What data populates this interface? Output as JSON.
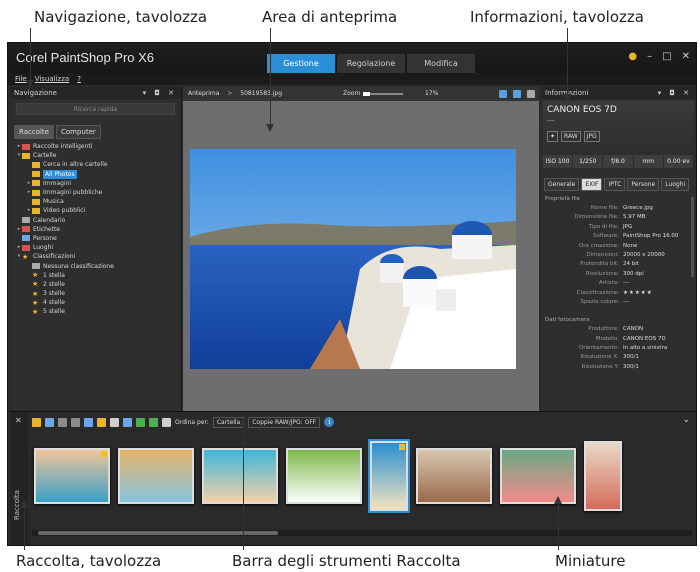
{
  "callouts": {
    "nav_palette": "Navigazione, tavolozza",
    "preview_area": "Area di anteprima",
    "info_palette": "Informazioni, tavolozza",
    "organizer_palette": "Raccolta, tavolozza",
    "organizer_toolbar": "Barra degli strumenti Raccolta",
    "thumbnails": "Miniature"
  },
  "app": {
    "title": "Corel PaintShop Pro X6",
    "workspace_tabs": [
      {
        "label": "Gestione",
        "active": true
      },
      {
        "label": "Regolazione",
        "active": false
      },
      {
        "label": "Modifica",
        "active": false
      }
    ],
    "menu": [
      "File",
      "Visualizza",
      "?"
    ]
  },
  "navigation": {
    "title": "Navigazione",
    "search_placeholder": "Ricerca rapida",
    "tabs": [
      {
        "label": "Raccolte",
        "active": true
      },
      {
        "label": "Computer",
        "active": false
      }
    ],
    "tree": [
      {
        "label": "Raccolte intelligenti",
        "icon": "smart-collection-icon",
        "toggle": "▸",
        "selected": false
      },
      {
        "label": "Cartelle",
        "icon": "folder-icon",
        "toggle": "▾",
        "selected": false
      },
      {
        "label": "Cerca in altre cartelle",
        "icon": "folder-search-icon",
        "toggle": "",
        "selected": false
      },
      {
        "label": "All Photos",
        "icon": "folder-icon",
        "toggle": "",
        "selected": true
      },
      {
        "label": "Immagini",
        "icon": "folder-icon",
        "toggle": "▸",
        "selected": false
      },
      {
        "label": "Immagini pubbliche",
        "icon": "folder-icon",
        "toggle": "▸",
        "selected": false
      },
      {
        "label": "Musica",
        "icon": "folder-icon",
        "toggle": "",
        "selected": false
      },
      {
        "label": "Video pubblici",
        "icon": "folder-icon",
        "toggle": "▸",
        "selected": false
      },
      {
        "label": "Calendario",
        "icon": "calendar-icon",
        "toggle": "",
        "selected": false
      },
      {
        "label": "Etichette",
        "icon": "tag-icon",
        "toggle": "▸",
        "selected": false
      },
      {
        "label": "Persone",
        "icon": "people-icon",
        "toggle": "",
        "selected": false
      },
      {
        "label": "Luoghi",
        "icon": "pin-icon",
        "toggle": "▸",
        "selected": false
      },
      {
        "label": "Classificazioni",
        "icon": "star-icon",
        "toggle": "▾",
        "selected": false
      },
      {
        "label": "Nessuna classificazione",
        "icon": "no-rating-icon",
        "toggle": "",
        "selected": false
      },
      {
        "label": "1 stella",
        "icon": "star-icon",
        "toggle": "",
        "selected": false
      },
      {
        "label": "2 stelle",
        "icon": "star-icon",
        "toggle": "",
        "selected": false
      },
      {
        "label": "3 stelle",
        "icon": "star-icon",
        "toggle": "",
        "selected": false
      },
      {
        "label": "4 stelle",
        "icon": "star-icon",
        "toggle": "",
        "selected": false
      },
      {
        "label": "5 stelle",
        "icon": "star-icon",
        "toggle": "",
        "selected": false
      }
    ]
  },
  "preview": {
    "title": "Anteprima",
    "separator": ">",
    "filename": "50819583.jpg",
    "zoom_label": "Zoom",
    "zoom_value": "17%",
    "zoom_fraction": 0.17
  },
  "info": {
    "title": "Informazioni",
    "camera": "CANON EOS 7D",
    "dash": "---",
    "badges": [
      "RAW",
      "JPG"
    ],
    "exposure": [
      "ISO 100",
      "1/250",
      "f/8.0",
      "mm",
      "0.00 ev"
    ],
    "tabs": [
      {
        "label": "Generale",
        "active": false
      },
      {
        "label": "EXIF",
        "active": true
      },
      {
        "label": "IPTC",
        "active": false
      },
      {
        "label": "Persone",
        "active": false
      },
      {
        "label": "Luoghi",
        "active": false
      }
    ],
    "file_section": "Proprietà file",
    "file_props": [
      {
        "k": "Nome file:",
        "v": "Greece.jpg"
      },
      {
        "k": "Dimensione file:",
        "v": "5.97 MB"
      },
      {
        "k": "Tipo di file:",
        "v": "JPG"
      },
      {
        "k": "Software:",
        "v": "PaintShop Pro 16.00"
      },
      {
        "k": "Ora creazione:",
        "v": "None"
      },
      {
        "k": "Dimensioni:",
        "v": "20000 x 20000"
      },
      {
        "k": "Profondità bit:",
        "v": "24 bit"
      },
      {
        "k": "Risoluzione:",
        "v": "300 dpi"
      },
      {
        "k": "Artista:",
        "v": "---"
      },
      {
        "k": "Classificazione:",
        "v": "★★★★★"
      },
      {
        "k": "Spazio colore:",
        "v": "---"
      }
    ],
    "camera_section": "Dati fotocamera",
    "camera_props": [
      {
        "k": "Produttore:",
        "v": "CANON"
      },
      {
        "k": "Modello:",
        "v": "CANON EOS 7D"
      },
      {
        "k": "Orientamento:",
        "v": "In alto a sinistra"
      },
      {
        "k": "Risoluzione X:",
        "v": "300/1"
      },
      {
        "k": "Risoluzione Y:",
        "v": "300/1"
      }
    ]
  },
  "organizer": {
    "side_label": "Raccolta",
    "sort_label": "Ordina per:",
    "sort_value": "Cartella",
    "raw_pairs": "Coppie RAW/JPG: OFF",
    "info_button": "i",
    "thumbnails": [
      {
        "name": "family-beach",
        "colors": [
          "#f2c59a",
          "#3aa0c8"
        ],
        "portrait": false,
        "selected": false,
        "badge": true
      },
      {
        "name": "couple-beach",
        "colors": [
          "#e6b46b",
          "#87c2df"
        ],
        "portrait": false,
        "selected": false,
        "badge": false
      },
      {
        "name": "child-pool",
        "colors": [
          "#3fb6d9",
          "#f4d0a8"
        ],
        "portrait": false,
        "selected": false,
        "badge": false
      },
      {
        "name": "boy-field",
        "colors": [
          "#7db84a",
          "#ffffff"
        ],
        "portrait": false,
        "selected": false,
        "badge": false
      },
      {
        "name": "diver-portrait",
        "colors": [
          "#2b8fd0",
          "#f2e3c0"
        ],
        "portrait": true,
        "selected": true,
        "badge": true
      },
      {
        "name": "family-portrait",
        "colors": [
          "#d9c6b0",
          "#9a6a4a"
        ],
        "portrait": false,
        "selected": false,
        "badge": false
      },
      {
        "name": "flamingos",
        "colors": [
          "#6aa883",
          "#f38b8b"
        ],
        "portrait": false,
        "selected": false,
        "badge": false
      },
      {
        "name": "girl-portrait",
        "colors": [
          "#e9d8c6",
          "#d56b5b"
        ],
        "portrait": true,
        "selected": false,
        "badge": false
      }
    ]
  }
}
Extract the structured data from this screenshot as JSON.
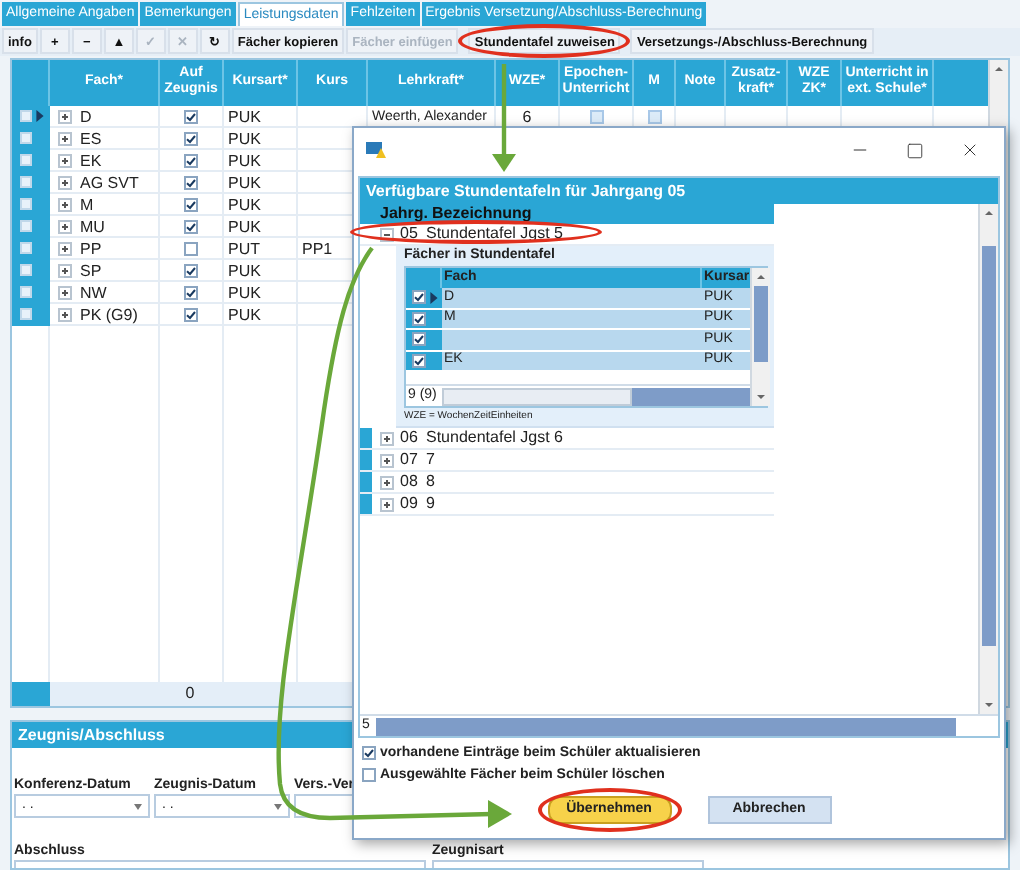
{
  "tabs": [
    {
      "label": "Allgemeine Angaben",
      "selected": false
    },
    {
      "label": "Bemerkungen",
      "selected": false
    },
    {
      "label": "Leistungsdaten",
      "selected": true
    },
    {
      "label": "Fehlzeiten",
      "selected": false
    },
    {
      "label": "Ergebnis Versetzung/Abschluss-Berechnung",
      "selected": false
    }
  ],
  "toolbar": [
    {
      "label": "info",
      "kind": "text",
      "disabled": false,
      "highlighted": false
    },
    {
      "label": "+",
      "kind": "symbol",
      "disabled": false,
      "highlighted": false
    },
    {
      "label": "−",
      "kind": "symbol",
      "disabled": false,
      "highlighted": false
    },
    {
      "label": "▲",
      "kind": "symbol",
      "disabled": false,
      "highlighted": false
    },
    {
      "label": "✓",
      "kind": "symbol",
      "disabled": true,
      "highlighted": false
    },
    {
      "label": "✕",
      "kind": "symbol",
      "disabled": true,
      "highlighted": false
    },
    {
      "label": "↻",
      "kind": "symbol",
      "disabled": false,
      "highlighted": false
    },
    {
      "label": "Fächer kopieren",
      "kind": "text",
      "disabled": false,
      "highlighted": false
    },
    {
      "label": "Fächer einfügen",
      "kind": "text",
      "disabled": true,
      "highlighted": false
    },
    {
      "label": "Stundentafel zuweisen",
      "kind": "text",
      "disabled": false,
      "highlighted": true
    },
    {
      "label": "Versetzungs-/Abschluss-Berechnung",
      "kind": "text",
      "disabled": false,
      "highlighted": false
    }
  ],
  "table": {
    "columns": [
      "Fach*",
      "Auf Zeugnis",
      "Kursart*",
      "Kurs",
      "Lehrkraft*",
      "WZE*",
      "Epochen-Unterricht",
      "M",
      "Note",
      "Zusatz-kraft*",
      "WZE ZK*",
      "Unterricht in ext. Schule*"
    ],
    "rows": [
      {
        "fach": "D",
        "auf_zeugnis": true,
        "kursart": "PUK",
        "kurs": "",
        "current": true,
        "lehrkraft": "Weerth, Alexander",
        "wze": "6",
        "epochen_unterricht": false,
        "m": false
      },
      {
        "fach": "ES",
        "auf_zeugnis": true,
        "kursart": "PUK",
        "kurs": "",
        "current": false
      },
      {
        "fach": "EK",
        "auf_zeugnis": true,
        "kursart": "PUK",
        "kurs": "",
        "current": false
      },
      {
        "fach": "AG SVT",
        "auf_zeugnis": true,
        "kursart": "PUK",
        "kurs": "",
        "current": false
      },
      {
        "fach": "M",
        "auf_zeugnis": true,
        "kursart": "PUK",
        "kurs": "",
        "current": false
      },
      {
        "fach": "MU",
        "auf_zeugnis": true,
        "kursart": "PUK",
        "kurs": "",
        "current": false
      },
      {
        "fach": "PP",
        "auf_zeugnis": false,
        "kursart": "PUT",
        "kurs": "PP1",
        "current": false
      },
      {
        "fach": "SP",
        "auf_zeugnis": true,
        "kursart": "PUK",
        "kurs": "",
        "current": false
      },
      {
        "fach": "NW",
        "auf_zeugnis": true,
        "kursart": "PUK",
        "kurs": "",
        "current": false
      },
      {
        "fach": "PK (G9)",
        "auf_zeugnis": true,
        "kursart": "PUK",
        "kurs": "",
        "current": false
      }
    ],
    "footer_count": "0"
  },
  "panel": {
    "title": "Zeugnis/Abschluss",
    "date_fields": [
      {
        "label": "Konferenz-Datum",
        "value": ". ."
      },
      {
        "label": "Zeugnis-Datum",
        "value": ". ."
      },
      {
        "label": "Vers.-Ver"
      }
    ],
    "select_fields": [
      {
        "label": "Abschluss"
      },
      {
        "label": "Zeugnisart"
      }
    ]
  },
  "dialog": {
    "header": "Verfügbare Stundentafeln für Jahrgang 05",
    "columns": [
      "Jahrg.",
      "Bezeichnung"
    ],
    "rows": [
      {
        "jahrg": "05",
        "bezeichnung": "Stundentafel Jgst 5",
        "expanded": true,
        "highlighted": true,
        "detail": {
          "title": "Fächer in Stundentafel",
          "columns": [
            "Fach",
            "Kursar"
          ],
          "rows": [
            {
              "fach": "D",
              "kursart": "PUK",
              "checked": true,
              "current": true
            },
            {
              "fach": "M",
              "kursart": "PUK",
              "checked": true,
              "current": false
            },
            {
              "fach": "",
              "kursart": "PUK",
              "checked": true,
              "current": false
            },
            {
              "fach": "EK",
              "kursart": "PUK",
              "checked": true,
              "current": false
            }
          ],
          "count": "9 (9)",
          "legend": "WZE = WochenZeitEinheiten"
        }
      },
      {
        "jahrg": "06",
        "bezeichnung": "Stundentafel Jgst 6",
        "expanded": false,
        "highlighted": false
      },
      {
        "jahrg": "07",
        "bezeichnung": "7",
        "expanded": false,
        "highlighted": false
      },
      {
        "jahrg": "08",
        "bezeichnung": "8",
        "expanded": false,
        "highlighted": false
      },
      {
        "jahrg": "09",
        "bezeichnung": "9",
        "expanded": false,
        "highlighted": false
      }
    ],
    "footer_count": "5",
    "options": [
      {
        "label": "vorhandene Einträge beim Schüler aktualisieren",
        "checked": true
      },
      {
        "label": "Ausgewählte Fächer beim Schüler löschen",
        "checked": false
      }
    ],
    "buttons": [
      {
        "label": "Übernehmen",
        "kind": "primary",
        "highlighted": true
      },
      {
        "label": "Abbrechen",
        "kind": "secondary",
        "highlighted": false
      }
    ]
  }
}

### Written task
What is the number of lines in these records that contain "PaintShop"? Reply with the number only.

### Answer for the task
2